Consumer Products

EX-10.17 11 f21002exv10w17.htm EXHIBIT 10.17 exv10w17
 

Exhibit 10.17
February 8, 2006
James Beer
Dear James,
On behalf of Symantec Corporation, I am pleased to offer you employment as Chief Financial Officer. In this position you will report directly to John Thompson, and be located in our Cupertino, California office. Your starting annual base salary will be $650,000.00 and you will be eligible for an annual focal (performance) review. Under our Executive Bonus Plan, you are eligible, at 100% of company and individual performance, to an additional 80% of annual base salary, which would bring your total target annual cash to $1,170,000.00. Should you commence employment with Symantec on or before April 1, 2006, you will be eligible to receive 50% of your annual executive bonus within thirty (30) days of September 30, 2006. Thereafter, executive bonuses will be paid on an annual basis following the close of the fiscal year under the terms of the Executive Bonus Plan.
Additionally, you will be eligible to participate in a wide variety of employee benefits plans including Symantec’s Stock Purchase Plan, matching 401(k) savings and investment plan, health insurance and many other benefits. Information regarding these benefits accompanies this letter and will be reviewed with you in detail on your first day of employment.
We will recommend to the Board of Directors that you be granted an option to purchase 300,000 shares of Symantec’s common stock under our Stock Incentive Plan. Typically, option grants are approved on the fourth day of the month following the start of your employment. The option will vest over a four-year period. Information regarding the vesting schedule will be provided at the time you receive your grant.

*DATASET EXCERPTS*:
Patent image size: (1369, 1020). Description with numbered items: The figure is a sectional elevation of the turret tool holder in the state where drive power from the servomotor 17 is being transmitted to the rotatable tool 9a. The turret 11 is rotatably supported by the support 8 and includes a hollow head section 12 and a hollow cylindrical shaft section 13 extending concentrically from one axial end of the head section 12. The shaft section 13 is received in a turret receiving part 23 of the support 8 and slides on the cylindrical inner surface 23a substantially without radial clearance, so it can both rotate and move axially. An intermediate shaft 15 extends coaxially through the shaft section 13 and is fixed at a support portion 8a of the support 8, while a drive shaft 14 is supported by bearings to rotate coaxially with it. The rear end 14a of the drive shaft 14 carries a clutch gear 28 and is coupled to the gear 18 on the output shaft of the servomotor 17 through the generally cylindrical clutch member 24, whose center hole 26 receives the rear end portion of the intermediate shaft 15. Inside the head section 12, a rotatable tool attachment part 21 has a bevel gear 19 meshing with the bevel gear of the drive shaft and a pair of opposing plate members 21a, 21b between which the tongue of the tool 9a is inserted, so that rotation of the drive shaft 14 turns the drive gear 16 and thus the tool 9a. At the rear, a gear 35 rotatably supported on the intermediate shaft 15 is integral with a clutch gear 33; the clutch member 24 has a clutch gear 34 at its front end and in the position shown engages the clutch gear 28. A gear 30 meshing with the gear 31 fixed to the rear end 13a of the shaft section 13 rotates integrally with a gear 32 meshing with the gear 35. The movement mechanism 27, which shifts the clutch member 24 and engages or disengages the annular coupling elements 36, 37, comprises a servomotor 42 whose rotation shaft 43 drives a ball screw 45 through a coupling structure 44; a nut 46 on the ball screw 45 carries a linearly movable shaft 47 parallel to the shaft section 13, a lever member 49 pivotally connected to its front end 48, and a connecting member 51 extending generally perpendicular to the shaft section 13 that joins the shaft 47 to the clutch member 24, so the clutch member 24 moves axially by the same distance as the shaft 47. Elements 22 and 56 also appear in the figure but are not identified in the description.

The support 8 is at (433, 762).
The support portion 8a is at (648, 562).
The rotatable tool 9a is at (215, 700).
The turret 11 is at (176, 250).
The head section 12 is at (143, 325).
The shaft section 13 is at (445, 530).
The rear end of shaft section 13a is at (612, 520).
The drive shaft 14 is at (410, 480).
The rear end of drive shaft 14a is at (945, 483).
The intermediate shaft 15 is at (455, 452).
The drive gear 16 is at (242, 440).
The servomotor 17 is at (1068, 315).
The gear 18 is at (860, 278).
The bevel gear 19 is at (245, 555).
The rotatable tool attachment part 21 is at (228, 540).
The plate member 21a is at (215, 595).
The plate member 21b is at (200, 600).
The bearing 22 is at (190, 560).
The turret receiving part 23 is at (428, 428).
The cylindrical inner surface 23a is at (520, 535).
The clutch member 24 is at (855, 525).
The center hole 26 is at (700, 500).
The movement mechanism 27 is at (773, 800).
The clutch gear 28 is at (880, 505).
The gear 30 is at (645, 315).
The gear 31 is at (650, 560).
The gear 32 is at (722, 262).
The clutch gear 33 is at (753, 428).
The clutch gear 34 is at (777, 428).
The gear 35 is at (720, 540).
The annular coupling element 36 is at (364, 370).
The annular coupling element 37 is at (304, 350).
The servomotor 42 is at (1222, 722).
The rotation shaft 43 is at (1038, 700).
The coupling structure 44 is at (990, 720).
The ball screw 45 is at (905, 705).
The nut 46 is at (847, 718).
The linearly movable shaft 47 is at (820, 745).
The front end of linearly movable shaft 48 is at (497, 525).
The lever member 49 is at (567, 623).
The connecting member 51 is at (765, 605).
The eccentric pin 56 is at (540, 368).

*EXERCISES TO COMPLETE*:
A. In the Symantec offer letter, how many shares of common stock will the option grant recommended to the Board of Directors cover?
B. Continue the Symantec offer letter from its last sentence.

*ANSWERS TO THE PROBLEMS*:
A. 300,000 shares

B.
We will also recommend to the Board of Directors that you be granted 100,000 Restricted Stock Units for shares of Symantec’s common stock under our Stock Incentive Plan. Typically, such equity grants will be approved on the fourth day of the month following the commencement of employment. The Restricted Stock Units also will vest over a four-year period. Information regarding the vesting schedule will be provided at the time you receive your grant. These Restricted Stock Units will be subject to accelerated vesting under the same terms as options under the Symantec Executive Severance Plan, filed with the Securities and Exchange Commission on June 22, 2001, the details of which have been provided to you under separate cover.
We will also pay you a one-time bonus in the amount of $1,400,000.00 (less withholding allowances) payable within thirty (30) days after you begin employment with us.
We will further pay you a separate one-time bonus in the amount of $600,000 (less withholding allowances) payable within thirty (30) days after you begin employment with us.
Symantec Corporation   20330 Stevens Creek Blvd., Cupertino, CA 95014   telephone (408)  ###-###-####   fax (408)  ###-###-####
www.symantec.com

 


 

Mr. James Beer
February 8, 2006
Page 2
We will further pay you a separate one-time bonus in the amount of $500,000 (less withholding allowances) payable within thirty (30) days after the six month anniversary of your start date.
Symantec will provide you with relocation assistance to the Cupertino area, as described in the attached Relocation Agreement. To be eligible to receive these relocation benefits, you must sign the Relocation Agreement.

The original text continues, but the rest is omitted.